_EXERCISE REQUIREMENTS_
Copy every line in the records below that contains the word "году".

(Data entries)
——
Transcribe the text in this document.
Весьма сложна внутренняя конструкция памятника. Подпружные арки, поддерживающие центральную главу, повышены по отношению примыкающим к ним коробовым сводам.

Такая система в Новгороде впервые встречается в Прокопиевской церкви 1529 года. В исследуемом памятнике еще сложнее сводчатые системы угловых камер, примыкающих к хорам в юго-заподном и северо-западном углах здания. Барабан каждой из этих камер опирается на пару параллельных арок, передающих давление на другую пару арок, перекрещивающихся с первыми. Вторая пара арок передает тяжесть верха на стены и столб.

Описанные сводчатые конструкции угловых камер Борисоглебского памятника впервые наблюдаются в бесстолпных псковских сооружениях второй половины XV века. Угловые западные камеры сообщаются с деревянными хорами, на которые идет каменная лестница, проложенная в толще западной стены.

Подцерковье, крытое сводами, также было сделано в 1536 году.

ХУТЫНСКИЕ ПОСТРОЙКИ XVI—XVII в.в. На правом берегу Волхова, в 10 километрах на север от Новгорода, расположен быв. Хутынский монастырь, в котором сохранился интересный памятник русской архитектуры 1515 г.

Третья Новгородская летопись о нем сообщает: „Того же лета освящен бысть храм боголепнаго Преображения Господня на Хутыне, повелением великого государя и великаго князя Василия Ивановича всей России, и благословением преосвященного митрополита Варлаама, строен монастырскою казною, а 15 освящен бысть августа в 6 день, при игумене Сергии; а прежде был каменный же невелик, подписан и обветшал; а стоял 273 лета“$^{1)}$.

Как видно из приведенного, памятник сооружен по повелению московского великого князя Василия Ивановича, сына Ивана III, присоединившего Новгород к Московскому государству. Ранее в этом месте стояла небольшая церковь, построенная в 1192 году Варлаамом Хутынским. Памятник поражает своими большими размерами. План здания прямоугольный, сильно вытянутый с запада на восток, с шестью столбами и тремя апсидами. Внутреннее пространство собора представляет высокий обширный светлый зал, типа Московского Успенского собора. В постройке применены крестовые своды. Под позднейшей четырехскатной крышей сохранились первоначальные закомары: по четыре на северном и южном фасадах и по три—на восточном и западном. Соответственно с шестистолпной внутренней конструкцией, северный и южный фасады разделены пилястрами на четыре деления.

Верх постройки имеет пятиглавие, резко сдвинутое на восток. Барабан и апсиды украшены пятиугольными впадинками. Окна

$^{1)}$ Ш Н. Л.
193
——
_THE OUTPUT_
Подцерковье, крытое сводами, также было сделано в 1536 году.
Как видно из приведенного, памятник сооружен по повелению московского великого князя Василия Ивановича, сына Ивана III, присоединившего Новгород к Московскому государству. Ранее в этом месте стояла небольшая церковь, построенная в 1192 году Варлаамом Хутынским. Памятник поражает своими большими размерами. План здания прямоугольный, сильно вытянутый с запада на восток, с шестью столбами и тремя апсидами. Внутреннее пространство собора представляет высокий обширный светлый зал, типа Московского Успенского собора. В постройке применены крестовые своды. Под позднейшей четырехскатной крышей сохранились первоначальные закомары: по четыре на северном и южном фасадах и по три—на восточном и западном. Соответственно с шестистолпной внутренней конструкцией, северный и южный фасады разделены пилястрами на четыре деления.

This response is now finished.